»»

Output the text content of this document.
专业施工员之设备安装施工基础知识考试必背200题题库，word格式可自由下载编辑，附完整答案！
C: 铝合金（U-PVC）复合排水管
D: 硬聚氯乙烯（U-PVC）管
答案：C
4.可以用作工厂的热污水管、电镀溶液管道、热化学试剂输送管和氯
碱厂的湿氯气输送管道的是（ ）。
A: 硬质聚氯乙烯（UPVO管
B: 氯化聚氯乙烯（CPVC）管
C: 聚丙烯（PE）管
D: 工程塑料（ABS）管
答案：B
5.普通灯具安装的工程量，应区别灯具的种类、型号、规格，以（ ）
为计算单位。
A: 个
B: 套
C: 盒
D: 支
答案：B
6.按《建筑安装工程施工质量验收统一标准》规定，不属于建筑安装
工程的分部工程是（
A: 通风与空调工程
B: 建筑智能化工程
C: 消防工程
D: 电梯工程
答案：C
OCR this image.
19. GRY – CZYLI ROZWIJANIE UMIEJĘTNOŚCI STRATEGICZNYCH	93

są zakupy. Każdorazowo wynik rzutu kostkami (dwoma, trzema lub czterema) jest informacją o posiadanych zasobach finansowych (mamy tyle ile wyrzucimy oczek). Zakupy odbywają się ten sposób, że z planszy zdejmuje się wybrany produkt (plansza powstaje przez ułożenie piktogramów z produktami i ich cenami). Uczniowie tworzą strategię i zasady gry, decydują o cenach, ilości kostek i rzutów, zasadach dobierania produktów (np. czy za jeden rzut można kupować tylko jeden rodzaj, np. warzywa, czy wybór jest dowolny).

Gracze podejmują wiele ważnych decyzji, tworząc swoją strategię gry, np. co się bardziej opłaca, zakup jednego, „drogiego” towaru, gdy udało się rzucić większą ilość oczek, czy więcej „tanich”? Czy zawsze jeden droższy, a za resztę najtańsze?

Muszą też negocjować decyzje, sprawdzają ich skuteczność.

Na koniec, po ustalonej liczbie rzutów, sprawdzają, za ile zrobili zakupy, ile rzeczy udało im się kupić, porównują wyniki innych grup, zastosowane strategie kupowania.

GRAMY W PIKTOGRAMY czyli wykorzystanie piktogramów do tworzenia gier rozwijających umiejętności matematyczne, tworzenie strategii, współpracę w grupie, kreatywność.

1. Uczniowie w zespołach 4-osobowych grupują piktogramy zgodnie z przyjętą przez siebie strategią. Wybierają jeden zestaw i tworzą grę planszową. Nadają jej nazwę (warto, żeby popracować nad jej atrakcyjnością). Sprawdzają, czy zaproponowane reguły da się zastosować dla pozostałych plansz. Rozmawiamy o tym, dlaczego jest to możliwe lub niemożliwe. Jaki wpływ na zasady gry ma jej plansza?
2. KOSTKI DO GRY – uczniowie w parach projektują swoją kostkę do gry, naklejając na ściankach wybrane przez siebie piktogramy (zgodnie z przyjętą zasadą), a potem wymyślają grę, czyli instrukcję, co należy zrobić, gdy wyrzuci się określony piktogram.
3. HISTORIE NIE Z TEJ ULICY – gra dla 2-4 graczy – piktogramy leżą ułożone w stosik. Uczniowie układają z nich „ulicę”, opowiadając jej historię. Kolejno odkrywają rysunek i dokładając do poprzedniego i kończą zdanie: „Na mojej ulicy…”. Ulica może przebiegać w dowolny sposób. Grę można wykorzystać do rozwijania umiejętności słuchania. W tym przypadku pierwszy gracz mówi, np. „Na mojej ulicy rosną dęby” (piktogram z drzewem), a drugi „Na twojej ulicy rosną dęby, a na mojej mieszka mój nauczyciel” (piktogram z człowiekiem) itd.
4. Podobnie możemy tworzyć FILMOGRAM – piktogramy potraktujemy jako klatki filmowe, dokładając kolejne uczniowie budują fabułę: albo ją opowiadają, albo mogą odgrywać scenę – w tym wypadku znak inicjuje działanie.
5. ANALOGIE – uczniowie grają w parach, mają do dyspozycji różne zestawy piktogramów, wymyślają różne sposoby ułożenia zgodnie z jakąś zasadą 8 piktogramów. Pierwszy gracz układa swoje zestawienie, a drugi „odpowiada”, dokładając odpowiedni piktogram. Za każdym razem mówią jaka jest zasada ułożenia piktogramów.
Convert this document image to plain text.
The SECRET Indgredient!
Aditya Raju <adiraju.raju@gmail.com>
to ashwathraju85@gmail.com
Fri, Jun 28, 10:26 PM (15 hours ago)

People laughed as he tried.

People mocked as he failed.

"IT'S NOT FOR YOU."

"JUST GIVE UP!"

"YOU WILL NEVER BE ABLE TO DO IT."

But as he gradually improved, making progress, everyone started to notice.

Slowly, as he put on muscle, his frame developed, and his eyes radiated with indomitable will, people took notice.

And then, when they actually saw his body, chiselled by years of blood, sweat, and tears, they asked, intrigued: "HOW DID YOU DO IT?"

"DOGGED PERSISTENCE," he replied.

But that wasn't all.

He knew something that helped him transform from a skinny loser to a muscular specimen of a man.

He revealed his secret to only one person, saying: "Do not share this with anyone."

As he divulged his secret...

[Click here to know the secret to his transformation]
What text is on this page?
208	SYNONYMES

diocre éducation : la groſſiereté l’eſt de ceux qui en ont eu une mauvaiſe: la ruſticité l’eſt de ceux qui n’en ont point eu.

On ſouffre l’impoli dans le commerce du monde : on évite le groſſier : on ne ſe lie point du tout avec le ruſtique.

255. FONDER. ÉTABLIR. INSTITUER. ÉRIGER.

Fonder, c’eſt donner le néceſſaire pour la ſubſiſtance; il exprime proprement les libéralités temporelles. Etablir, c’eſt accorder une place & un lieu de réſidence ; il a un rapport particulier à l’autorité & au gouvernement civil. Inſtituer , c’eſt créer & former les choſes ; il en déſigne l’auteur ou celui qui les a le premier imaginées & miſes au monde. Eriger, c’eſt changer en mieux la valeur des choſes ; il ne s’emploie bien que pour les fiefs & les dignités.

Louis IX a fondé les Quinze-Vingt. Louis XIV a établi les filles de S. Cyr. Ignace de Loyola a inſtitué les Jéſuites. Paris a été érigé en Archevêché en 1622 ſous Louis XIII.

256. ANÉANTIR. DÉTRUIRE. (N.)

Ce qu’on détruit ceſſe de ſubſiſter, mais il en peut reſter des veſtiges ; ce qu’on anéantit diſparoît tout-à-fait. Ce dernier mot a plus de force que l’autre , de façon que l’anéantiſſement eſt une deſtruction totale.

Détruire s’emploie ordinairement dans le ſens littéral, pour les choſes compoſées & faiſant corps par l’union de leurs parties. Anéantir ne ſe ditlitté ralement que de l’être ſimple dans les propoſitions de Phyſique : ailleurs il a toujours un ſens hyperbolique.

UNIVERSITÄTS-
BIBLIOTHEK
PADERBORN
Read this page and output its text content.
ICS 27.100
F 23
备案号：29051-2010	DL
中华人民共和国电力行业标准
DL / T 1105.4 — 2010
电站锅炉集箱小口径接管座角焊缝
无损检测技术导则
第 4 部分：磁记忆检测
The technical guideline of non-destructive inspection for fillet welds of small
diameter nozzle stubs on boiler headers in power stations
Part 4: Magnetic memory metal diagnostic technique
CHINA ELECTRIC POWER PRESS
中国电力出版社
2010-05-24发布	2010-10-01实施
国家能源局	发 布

««

▶ **Directions**
Every line of the records that includes the word "page" should be gathered.

▶ **Answer to this exercise**
What text is on this page?
Read this page and output its text content.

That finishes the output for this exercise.